- [Dataset excerpts]

________

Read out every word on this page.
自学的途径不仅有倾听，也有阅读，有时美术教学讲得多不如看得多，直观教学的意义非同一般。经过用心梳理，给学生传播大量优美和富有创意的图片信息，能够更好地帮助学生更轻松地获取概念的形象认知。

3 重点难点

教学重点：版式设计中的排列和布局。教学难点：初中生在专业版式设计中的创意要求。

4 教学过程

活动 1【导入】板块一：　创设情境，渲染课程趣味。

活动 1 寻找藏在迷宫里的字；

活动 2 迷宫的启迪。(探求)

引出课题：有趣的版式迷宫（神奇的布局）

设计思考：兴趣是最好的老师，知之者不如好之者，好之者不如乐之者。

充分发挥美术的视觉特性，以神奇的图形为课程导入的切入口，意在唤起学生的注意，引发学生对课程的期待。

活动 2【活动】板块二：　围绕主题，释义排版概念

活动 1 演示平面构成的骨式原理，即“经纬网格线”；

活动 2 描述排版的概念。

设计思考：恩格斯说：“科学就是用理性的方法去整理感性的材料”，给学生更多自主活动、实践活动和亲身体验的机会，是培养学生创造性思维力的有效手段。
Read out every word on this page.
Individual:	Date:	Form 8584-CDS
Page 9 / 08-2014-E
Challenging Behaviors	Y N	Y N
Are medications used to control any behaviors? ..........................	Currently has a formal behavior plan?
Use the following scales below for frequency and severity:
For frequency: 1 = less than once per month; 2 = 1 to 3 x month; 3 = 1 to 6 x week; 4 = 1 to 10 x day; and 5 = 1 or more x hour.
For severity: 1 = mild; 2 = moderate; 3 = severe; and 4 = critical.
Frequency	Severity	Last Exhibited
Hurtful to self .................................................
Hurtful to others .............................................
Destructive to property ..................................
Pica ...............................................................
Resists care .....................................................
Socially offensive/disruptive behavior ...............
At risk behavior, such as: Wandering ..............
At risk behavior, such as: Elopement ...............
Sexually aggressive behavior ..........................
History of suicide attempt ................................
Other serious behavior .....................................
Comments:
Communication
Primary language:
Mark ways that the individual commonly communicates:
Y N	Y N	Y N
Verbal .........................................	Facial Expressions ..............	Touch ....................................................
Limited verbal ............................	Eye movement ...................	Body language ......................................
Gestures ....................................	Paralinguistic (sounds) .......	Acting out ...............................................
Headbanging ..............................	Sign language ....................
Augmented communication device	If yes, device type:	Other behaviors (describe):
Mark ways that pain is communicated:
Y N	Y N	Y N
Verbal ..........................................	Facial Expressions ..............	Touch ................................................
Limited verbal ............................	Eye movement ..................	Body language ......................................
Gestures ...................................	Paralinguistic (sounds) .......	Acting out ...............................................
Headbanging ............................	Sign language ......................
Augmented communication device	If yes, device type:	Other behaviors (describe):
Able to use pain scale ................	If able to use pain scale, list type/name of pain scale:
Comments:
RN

________

- [The request] In the material above, find each line that contains the word "pain", and select it.

- [Task answer]
Mark ways that pain is communicated:
Able to use pain scale ................	If able to use pain scale, list type/name of pain scale:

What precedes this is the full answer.